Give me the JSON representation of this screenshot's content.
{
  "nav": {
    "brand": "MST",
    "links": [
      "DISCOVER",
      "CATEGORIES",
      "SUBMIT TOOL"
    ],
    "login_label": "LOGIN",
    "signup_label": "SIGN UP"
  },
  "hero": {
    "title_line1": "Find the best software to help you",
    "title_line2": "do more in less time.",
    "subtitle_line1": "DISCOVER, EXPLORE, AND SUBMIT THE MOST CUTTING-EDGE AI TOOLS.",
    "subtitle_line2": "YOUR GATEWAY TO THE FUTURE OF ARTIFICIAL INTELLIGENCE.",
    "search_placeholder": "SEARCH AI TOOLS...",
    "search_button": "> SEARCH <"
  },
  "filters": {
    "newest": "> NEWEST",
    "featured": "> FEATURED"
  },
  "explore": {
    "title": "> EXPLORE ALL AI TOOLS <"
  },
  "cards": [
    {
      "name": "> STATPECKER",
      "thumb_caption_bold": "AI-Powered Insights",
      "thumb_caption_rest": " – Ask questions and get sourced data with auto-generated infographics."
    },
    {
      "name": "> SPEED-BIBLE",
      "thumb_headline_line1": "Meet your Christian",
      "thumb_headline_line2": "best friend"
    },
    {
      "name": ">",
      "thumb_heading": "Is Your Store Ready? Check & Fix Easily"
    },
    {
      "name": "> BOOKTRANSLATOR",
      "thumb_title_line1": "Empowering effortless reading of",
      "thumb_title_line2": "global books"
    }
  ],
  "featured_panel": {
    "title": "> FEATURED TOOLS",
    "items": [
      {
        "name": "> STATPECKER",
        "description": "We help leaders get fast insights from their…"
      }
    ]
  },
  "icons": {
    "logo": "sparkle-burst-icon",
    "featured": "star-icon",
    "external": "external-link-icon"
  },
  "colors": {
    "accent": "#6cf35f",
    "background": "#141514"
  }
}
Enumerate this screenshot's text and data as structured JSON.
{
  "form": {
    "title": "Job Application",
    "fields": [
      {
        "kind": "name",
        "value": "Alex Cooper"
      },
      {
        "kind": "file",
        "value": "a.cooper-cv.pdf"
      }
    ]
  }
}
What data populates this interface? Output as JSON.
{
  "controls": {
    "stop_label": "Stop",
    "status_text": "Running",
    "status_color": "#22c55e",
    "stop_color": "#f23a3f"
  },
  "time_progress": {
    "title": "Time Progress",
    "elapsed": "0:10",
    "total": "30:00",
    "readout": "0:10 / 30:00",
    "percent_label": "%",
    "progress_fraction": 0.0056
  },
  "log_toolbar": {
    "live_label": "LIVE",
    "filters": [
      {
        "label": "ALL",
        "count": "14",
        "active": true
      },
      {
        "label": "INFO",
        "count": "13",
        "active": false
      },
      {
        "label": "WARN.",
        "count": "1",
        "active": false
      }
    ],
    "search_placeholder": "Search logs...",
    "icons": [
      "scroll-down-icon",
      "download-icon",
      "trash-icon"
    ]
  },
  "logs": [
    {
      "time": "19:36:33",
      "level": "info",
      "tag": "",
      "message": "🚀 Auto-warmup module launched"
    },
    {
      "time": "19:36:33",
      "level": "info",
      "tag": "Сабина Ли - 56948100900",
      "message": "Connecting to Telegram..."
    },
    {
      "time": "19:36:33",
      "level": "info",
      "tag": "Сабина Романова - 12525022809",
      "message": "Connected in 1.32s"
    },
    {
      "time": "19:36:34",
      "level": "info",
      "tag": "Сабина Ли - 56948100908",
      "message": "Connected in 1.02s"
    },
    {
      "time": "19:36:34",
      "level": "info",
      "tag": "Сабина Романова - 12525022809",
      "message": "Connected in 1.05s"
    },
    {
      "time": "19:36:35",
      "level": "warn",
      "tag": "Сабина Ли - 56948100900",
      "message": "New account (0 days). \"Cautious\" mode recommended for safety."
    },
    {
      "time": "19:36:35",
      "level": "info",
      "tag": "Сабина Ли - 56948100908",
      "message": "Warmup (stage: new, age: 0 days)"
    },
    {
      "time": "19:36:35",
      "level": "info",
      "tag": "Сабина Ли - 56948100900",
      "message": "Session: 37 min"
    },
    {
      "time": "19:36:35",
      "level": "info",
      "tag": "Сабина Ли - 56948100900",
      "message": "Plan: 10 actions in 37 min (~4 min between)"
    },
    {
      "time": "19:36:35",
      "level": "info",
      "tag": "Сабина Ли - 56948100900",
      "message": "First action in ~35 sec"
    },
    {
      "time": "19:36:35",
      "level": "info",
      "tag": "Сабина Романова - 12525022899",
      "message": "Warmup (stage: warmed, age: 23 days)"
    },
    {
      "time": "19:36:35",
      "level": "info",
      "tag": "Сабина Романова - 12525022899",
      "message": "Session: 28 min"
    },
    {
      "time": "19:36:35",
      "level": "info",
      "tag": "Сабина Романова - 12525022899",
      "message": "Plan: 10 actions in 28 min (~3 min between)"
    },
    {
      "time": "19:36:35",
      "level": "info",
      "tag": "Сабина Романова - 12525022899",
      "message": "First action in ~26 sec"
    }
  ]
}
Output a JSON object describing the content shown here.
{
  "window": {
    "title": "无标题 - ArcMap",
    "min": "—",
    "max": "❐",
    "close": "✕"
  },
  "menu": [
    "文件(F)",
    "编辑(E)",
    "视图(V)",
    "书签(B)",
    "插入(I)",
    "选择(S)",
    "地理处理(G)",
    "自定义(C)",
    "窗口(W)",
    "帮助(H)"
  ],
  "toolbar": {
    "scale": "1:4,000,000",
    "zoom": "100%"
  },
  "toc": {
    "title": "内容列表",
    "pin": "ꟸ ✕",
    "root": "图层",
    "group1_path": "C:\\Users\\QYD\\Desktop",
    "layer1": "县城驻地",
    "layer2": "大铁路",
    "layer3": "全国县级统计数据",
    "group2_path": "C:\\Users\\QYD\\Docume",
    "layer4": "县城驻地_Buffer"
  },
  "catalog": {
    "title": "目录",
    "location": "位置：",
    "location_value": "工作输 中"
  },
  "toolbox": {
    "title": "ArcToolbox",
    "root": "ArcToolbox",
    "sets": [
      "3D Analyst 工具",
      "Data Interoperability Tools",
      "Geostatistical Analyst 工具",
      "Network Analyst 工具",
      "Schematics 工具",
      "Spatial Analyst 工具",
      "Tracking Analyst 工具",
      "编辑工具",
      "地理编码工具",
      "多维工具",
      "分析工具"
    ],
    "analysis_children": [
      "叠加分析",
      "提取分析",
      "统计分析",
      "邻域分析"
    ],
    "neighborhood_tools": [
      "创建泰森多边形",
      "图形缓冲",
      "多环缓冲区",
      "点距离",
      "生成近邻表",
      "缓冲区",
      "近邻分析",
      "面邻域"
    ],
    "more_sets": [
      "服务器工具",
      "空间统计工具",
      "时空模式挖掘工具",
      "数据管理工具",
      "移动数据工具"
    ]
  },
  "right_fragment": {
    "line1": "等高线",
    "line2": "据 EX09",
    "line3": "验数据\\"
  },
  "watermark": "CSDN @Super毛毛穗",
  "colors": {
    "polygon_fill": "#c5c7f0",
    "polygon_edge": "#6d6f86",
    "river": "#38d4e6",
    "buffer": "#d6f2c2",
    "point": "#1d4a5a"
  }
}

+++

* **Short exercise**
Quote all of the entries verbatim.

* **Correct answer**
Give me the JSON representation of this screenshot's content.
{
  "nav": {
    "brand": "MST",
    "links": [
      "DISCOVER",
      "CATEGORIES",
      "SUBMIT TOOL"
    ],
    "login_label": "LOGIN",
    "signup_label": "SIGN UP"
  },
  "hero": {
    "title_line1": "Find the best software to help you",
    "title_line2": "do more in less time.",
    "subtitle_line1": "DISCOVER, EXPLORE, AND SUBMIT THE MOST CUTTING-EDGE AI TOOLS.",
    "subtitle_line2": "YOUR GATEWAY TO THE FUTURE OF ARTIFICIAL INTELLIGENCE.",
    "search_placeholder": "SEARCH AI TOOLS...",
    "search_button": "> SEARCH <"
  },
  "filters": {
    "newest": "> NEWEST",
    "featured": "> FEATURED"
  },
  "explore": {
    "title": "> EXPLORE ALL AI TOOLS <"
  },
  "cards": [
    {
      "name": "> STATPECKER",
      "thumb_caption_bold": "AI-Powered Insights",
      "thumb_caption_rest": " – Ask questions and get sourced data with auto-generated infographics."
    },
    {
      "name": "> SPEED-BIBLE",
      "thumb_headline_line1": "Meet your Christian",
      "thumb_headline_line2": "best friend"
    },
    {
      "name": ">",
      "thumb_heading": "Is Your Store Ready? Check & Fix Easily"
    },
    {
      "name": "> BOOKTRANSLATOR",
      "thumb_title_line1": "Empowering effortless reading of",
      "thumb_title_line2": "global books"
    }
  ],
  "featured_panel": {
    "title": "> FEATURED TOOLS",
    "items": [
      {
        "name": "> STATPECKER",
        "description": "We help leaders get fast insights from their…"
      }
    ]
  },
  "icons": {
    "logo": "sparkle-burst-icon",
    "featured": "star-icon",
    "external": "external-link-icon"
  },
  "colors": {
    "accent": "#6cf35f",
    "background": "#141514"
  }
}
Enumerate this screenshot's text and data as structured JSON.
{
  "form": {
    "title": "Job Application",
    "fields": [
      {
        "kind": "name",
        "value": "Alex Cooper"
      },
      {
        "kind": "file",
        "value": "a.cooper-cv.pdf"
      }
    ]
  }
}
What data populates this interface? Output as JSON.
{
  "controls": {
    "stop_label": "Stop",
    "status_text": "Running",
    "status_color": "#22c55e",
    "stop_color": "#f23a3f"
  },
  "time_progress": {
    "title": "Time Progress",
    "elapsed": "0:10",
    "total": "30:00",
    "readout": "0:10 / 30:00",
    "percent_label": "%",
    "progress_fraction": 0.0056
  },
  "log_toolbar": {
    "live_label": "LIVE",
    "filters": [
      {
        "label": "ALL",
        "count": "14",
        "active": true
      },
      {
        "label": "INFO",
        "count": "13",
        "active": false
      },
      {
        "label": "WARN.",
        "count": "1",
        "active": false
      }
    ],
    "search_placeholder": "Search logs...",
    "icons": [
      "scroll-down-icon",
      "download-icon",
      "trash-icon"
    ]
  },
  "logs": [
    {
      "time": "19:36:33",
      "level": "info",
      "tag": "",
      "message": "🚀 Auto-warmup module launched"
    },
    {
      "time": "19:36:33",
      "level": "info",
      "tag": "Сабина Ли - 56948100900",
      "message": "Connecting to Telegram..."
    },
    {
      "time": "19:36:33",
      "level": "info",
      "tag": "Сабина Романова - 12525022809",
      "message": "Connected in 1.32s"
    },
    {
      "time": "19:36:34",
      "level": "info",
      "tag": "Сабина Ли - 56948100908",
      "message": "Connected in 1.02s"
    },
    {
      "time": "19:36:34",
      "level": "info",
      "tag": "Сабина Романова - 12525022809",
      "message": "Connected in 1.05s"
    },
    {
      "time": "19:36:35",
      "level": "warn",
      "tag": "Сабина Ли - 56948100900",
      "message": "New account (0 days). \"Cautious\" mode recommended for safety."
    },
    {
      "time": "19:36:35",
      "level": "info",
      "tag": "Сабина Ли - 56948100908",
      "message": "Warmup (stage: new, age: 0 days)"
    },
    {
      "time": "19:36:35",
      "level": "info",
      "tag": "Сабина Ли - 56948100900",
      "message": "Session: 37 min"
    },
    {
      "time": "19:36:35",
      "level": "info",
      "tag": "Сабина Ли - 56948100900",
      "message": "Plan: 10 actions in 37 min (~4 min between)"
    },
    {
      "time": "19:36:35",
      "level": "info",
      "tag": "Сабина Ли - 56948100900",
      "message": "First action in ~35 sec"
    },
    {
      "time": "19:36:35",
      "level": "info",
      "tag": "Сабина Романова - 12525022899",
      "message": "Warmup (stage: warmed, age: 23 days)"
    },
    {
      "time": "19:36:35",
      "level": "info",
      "tag": "Сабина Романова - 12525022899",
      "message": "Session: 28 min"
    },
    {
      "time": "19:36:35",
      "level": "info",
      "tag": "Сабина Романова - 12525022899",
      "message": "Plan: 10 actions in 28 min (~3 min between)"
    },
    {
      "time": "19:36:35",
      "level": "info",
      "tag": "Сабина Романова - 12525022899",
      "message": "First action in ~26 sec"
    }
  ]
}
Output a JSON object describing the content shown here.
{
  "window": {
    "title": "无标题 - ArcMap",
    "min": "—",
    "max": "❐",
    "close": "✕"
  },
  "menu": [
    "文件(F)",
    "编辑(E)",
    "视图(V)",
    "书签(B)",
    "插入(I)",
    "选择(S)",
    "地理处理(G)",
    "自定义(C)",
    "窗口(W)",
    "帮助(H)"
  ],
  "toolbar": {
    "scale": "1:4,000,000",
    "zoom": "100%"
  },
  "toc": {
    "title": "内容列表",
    "pin": "ꟸ ✕",
    "root": "图层",
    "group1_path": "C:\\Users\\QYD\\Desktop",
    "layer1": "县城驻地",
    "layer2": "大铁路",
    "layer3": "全国县级统计数据",
    "group2_path": "C:\\Users\\QYD\\Docume",
    "layer4": "县城驻地_Buffer"
  },
  "catalog": {
    "title": "目录",
    "location": "位置：",
    "location_value": "工作输 中"
  },
  "toolbox": {
    "title": "ArcToolbox",
    "root": "ArcToolbox",
    "sets": [
      "3D Analyst 工具",
      "Data Interoperability Tools",
      "Geostatistical Analyst 工具",
      "Network Analyst 工具",
      "Schematics 工具",
      "Spatial Analyst 工具",
      "Tracking Analyst 工具",
      "编辑工具",
      "地理编码工具",
      "多维工具",
      "分析工具"
    ],
    "analysis_children": [
      "叠加分析",
      "提取分析",
      "统计分析",
      "邻域分析"
    ],
    "neighborhood_tools": [
      "创建泰森多边形",
      "图形缓冲",
      "多环缓冲区",
      "点距离",
      "生成近邻表",
      "缓冲区",
      "近邻分析",
      "面邻域"
    ],
    "more_sets": [
      "服务器工具",
      "空间统计工具",
      "时空模式挖掘工具",
      "数据管理工具",
      "移动数据工具"
    ]
  },
  "right_fragment": {
    "line1": "等高线",
    "line2": "据 EX09",
    "line3": "验数据\\"
  },
  "watermark": "CSDN @Super毛毛穗",
  "colors": {
    "polygon_fill": "#c5c7f0",
    "polygon_edge": "#6d6f86",
    "river": "#38d4e6",
    "buffer": "#d6f2c2",
    "point": "#1d4a5a"
  }
}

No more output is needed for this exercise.